EXERCISE TASK
Copy out every line in which the string "Health" occurs.

(Figure collection entries)
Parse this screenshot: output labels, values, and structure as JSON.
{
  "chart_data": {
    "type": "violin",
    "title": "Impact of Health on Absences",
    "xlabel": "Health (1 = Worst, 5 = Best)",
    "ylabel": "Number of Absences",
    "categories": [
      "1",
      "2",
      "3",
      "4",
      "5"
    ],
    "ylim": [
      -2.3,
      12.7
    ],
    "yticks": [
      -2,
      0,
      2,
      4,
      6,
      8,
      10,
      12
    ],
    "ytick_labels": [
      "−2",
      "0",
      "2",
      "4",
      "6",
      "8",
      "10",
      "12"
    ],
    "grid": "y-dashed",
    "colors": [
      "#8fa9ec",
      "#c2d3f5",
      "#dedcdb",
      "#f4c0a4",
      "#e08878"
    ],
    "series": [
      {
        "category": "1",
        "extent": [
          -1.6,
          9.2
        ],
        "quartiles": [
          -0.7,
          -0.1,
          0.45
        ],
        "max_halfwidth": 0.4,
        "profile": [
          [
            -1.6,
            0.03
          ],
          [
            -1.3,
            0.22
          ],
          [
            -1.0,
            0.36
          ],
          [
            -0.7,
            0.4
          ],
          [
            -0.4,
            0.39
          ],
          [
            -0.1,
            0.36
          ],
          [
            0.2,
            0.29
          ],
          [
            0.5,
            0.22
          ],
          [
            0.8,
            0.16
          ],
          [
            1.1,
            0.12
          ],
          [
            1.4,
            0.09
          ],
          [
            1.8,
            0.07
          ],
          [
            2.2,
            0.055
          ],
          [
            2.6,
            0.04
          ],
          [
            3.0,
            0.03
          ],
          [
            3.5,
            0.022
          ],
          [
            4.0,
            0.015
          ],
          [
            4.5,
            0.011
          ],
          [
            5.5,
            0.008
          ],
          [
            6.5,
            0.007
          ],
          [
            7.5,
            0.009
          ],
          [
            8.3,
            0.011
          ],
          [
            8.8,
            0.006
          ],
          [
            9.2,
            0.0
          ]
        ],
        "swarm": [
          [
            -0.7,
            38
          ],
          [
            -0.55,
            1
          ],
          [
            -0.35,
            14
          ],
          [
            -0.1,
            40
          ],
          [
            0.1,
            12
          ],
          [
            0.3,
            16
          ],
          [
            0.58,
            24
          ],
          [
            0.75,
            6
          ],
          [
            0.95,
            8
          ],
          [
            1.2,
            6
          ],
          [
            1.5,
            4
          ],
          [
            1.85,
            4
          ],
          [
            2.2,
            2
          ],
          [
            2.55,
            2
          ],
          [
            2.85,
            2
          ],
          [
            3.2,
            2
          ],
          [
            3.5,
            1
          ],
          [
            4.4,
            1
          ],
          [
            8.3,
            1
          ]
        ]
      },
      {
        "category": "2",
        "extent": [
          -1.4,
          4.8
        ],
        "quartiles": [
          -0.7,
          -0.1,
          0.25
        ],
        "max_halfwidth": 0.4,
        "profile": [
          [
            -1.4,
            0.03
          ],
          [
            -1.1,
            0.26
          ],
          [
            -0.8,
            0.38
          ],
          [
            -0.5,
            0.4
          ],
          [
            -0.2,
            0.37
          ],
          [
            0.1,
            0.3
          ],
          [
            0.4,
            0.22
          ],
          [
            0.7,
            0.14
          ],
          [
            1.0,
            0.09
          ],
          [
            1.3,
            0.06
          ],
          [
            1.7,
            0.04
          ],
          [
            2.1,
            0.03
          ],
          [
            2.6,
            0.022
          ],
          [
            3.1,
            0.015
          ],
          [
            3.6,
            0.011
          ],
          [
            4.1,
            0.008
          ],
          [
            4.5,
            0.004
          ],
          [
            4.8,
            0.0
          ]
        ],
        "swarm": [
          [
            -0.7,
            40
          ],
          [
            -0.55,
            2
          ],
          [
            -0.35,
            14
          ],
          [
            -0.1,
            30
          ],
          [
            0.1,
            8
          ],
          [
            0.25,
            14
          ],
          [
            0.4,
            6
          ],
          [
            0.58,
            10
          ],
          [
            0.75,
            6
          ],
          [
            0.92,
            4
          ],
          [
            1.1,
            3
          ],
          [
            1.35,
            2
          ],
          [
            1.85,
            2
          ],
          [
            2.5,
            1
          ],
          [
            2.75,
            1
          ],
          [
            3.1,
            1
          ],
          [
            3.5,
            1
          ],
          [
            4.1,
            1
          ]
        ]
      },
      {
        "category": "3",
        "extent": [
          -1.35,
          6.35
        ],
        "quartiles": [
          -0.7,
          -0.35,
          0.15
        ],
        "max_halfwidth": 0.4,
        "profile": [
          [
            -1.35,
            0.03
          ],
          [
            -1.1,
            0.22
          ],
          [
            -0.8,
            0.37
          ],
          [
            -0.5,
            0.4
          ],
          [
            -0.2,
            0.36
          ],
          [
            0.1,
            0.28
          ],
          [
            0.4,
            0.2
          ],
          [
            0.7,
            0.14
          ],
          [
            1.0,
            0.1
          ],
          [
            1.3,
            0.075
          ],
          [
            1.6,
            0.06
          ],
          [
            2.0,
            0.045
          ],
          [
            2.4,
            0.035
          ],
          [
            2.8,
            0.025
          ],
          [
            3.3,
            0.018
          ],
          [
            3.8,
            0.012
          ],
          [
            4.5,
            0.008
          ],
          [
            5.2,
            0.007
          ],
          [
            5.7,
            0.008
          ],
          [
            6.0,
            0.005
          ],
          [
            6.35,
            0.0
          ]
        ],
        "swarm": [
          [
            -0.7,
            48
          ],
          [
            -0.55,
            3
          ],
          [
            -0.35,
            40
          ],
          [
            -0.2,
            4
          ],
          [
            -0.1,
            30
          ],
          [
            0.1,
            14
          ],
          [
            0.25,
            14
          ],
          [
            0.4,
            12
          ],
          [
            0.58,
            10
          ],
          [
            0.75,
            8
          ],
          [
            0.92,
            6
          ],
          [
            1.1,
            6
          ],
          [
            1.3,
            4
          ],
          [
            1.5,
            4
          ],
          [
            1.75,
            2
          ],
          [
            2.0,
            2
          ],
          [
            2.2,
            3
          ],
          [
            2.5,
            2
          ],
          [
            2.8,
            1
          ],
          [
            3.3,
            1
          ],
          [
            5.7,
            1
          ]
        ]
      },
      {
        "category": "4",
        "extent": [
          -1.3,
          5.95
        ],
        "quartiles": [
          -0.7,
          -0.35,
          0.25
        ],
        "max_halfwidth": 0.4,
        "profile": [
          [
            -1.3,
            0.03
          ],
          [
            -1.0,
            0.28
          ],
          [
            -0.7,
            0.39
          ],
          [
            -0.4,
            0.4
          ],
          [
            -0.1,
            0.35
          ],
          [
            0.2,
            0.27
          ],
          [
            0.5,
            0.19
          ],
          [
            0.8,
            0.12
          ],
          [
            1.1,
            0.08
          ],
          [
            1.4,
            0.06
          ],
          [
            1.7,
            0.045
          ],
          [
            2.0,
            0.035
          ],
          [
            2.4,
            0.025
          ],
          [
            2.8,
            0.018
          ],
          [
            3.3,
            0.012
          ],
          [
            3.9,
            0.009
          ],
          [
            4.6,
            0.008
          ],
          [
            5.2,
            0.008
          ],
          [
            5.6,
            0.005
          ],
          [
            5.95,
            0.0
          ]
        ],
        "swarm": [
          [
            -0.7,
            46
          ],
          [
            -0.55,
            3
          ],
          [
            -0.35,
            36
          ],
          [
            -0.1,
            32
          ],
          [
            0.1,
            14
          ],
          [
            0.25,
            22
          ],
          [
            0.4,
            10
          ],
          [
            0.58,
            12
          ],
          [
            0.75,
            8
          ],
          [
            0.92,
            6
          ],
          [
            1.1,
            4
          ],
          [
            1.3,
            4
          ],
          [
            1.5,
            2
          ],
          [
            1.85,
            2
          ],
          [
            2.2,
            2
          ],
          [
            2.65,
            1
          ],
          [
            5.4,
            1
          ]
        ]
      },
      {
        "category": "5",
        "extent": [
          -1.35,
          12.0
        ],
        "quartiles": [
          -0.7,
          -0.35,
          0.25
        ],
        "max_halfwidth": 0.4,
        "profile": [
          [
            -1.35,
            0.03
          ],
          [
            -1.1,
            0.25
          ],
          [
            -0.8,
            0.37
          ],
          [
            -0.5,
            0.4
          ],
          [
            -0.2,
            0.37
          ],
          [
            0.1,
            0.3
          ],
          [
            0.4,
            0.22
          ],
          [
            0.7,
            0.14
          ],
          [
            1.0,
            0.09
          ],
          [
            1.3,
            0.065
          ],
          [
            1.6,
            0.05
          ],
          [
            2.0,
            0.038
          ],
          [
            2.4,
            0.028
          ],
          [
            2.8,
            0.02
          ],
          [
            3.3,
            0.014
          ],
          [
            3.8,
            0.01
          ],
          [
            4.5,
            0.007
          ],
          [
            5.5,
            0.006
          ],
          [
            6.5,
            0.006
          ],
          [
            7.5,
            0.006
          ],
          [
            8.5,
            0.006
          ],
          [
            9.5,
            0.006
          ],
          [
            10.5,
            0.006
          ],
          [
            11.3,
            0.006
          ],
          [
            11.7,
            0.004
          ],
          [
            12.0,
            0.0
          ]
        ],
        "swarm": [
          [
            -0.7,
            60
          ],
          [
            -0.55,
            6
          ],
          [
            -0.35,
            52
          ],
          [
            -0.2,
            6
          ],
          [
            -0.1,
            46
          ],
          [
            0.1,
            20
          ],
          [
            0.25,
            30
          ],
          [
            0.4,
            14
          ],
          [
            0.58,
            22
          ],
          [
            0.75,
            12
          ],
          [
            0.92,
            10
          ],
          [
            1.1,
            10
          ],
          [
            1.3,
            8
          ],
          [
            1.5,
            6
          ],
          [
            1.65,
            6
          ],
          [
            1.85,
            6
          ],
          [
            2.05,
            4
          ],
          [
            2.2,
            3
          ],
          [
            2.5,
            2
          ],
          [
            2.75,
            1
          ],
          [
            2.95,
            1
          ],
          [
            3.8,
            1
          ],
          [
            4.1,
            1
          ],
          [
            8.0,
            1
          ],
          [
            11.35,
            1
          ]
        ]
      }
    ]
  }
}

PROBLEM SOLUTION
    "title": "Impact of Health on Absences",
    "xlabel": "Health (1 = Worst, 5 = Best)",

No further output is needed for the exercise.